◆ **Exercise details**: Each line below is to be written out in full, exactly as shown.

[Records excerpted from a collection]
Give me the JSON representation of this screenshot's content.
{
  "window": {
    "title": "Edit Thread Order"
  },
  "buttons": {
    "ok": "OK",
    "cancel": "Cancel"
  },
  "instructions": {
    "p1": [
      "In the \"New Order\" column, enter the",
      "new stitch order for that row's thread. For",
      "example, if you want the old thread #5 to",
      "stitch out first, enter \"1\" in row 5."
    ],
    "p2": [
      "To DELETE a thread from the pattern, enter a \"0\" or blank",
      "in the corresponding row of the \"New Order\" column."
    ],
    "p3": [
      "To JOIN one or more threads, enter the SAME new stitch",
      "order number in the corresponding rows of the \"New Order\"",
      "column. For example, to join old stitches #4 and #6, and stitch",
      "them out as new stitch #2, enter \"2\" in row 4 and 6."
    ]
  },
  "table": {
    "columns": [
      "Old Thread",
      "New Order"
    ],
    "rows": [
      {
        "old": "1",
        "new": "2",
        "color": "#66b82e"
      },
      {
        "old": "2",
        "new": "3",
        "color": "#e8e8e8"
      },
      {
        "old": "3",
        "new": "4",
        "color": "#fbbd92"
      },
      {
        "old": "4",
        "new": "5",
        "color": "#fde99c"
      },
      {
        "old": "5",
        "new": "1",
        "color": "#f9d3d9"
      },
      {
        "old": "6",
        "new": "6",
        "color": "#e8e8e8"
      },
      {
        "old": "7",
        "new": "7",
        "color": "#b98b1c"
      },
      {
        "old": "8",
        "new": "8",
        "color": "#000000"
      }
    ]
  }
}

◆ **Reply**:
Give me the JSON representation of this screenshot's content.
{
  "window": {
    "title": "Edit Thread Order"
  },
  "buttons": {
    "ok": "OK",
    "cancel": "Cancel"
  },
  "instructions": {
    "p1": [
      "In the \"New Order\" column, enter the",
      "new stitch order for that row's thread. For",
      "example, if you want the old thread #5 to",
      "stitch out first, enter \"1\" in row 5."
    ],
    "p2": [
      "To DELETE a thread from the pattern, enter a \"0\" or blank",
      "in the corresponding row of the \"New Order\" column."
    ],
    "p3": [
      "To JOIN one or more threads, enter the SAME new stitch",
      "order number in the corresponding rows of the \"New Order\"",
      "column. For example, to join old stitches #4 and #6, and stitch",
      "them out as new stitch #2, enter \"2\" in row 4 and 6."
    ]
  },
  "table": {
    "columns": [
      "Old Thread",
      "New Order"
    ],
    "rows": [
      {
        "old": "1",
        "new": "2",
        "color": "#66b82e"
      },
      {
        "old": "2",
        "new": "3",
        "color": "#e8e8e8"
      },
      {
        "old": "3",
        "new": "4",
        "color": "#fbbd92"
      },
      {
        "old": "4",
        "new": "5",
        "color": "#fde99c"
      },
      {
        "old": "5",
        "new": "1",
        "color": "#f9d3d9"
      },
      {
        "old": "6",
        "new": "6",
        "color": "#e8e8e8"
      },
      {
        "old": "7",
        "new": "7",
        "color": "#b98b1c"
      },
      {
        "old": "8",
        "new": "8",
        "color": "#000000"
      }
    ]
  }
}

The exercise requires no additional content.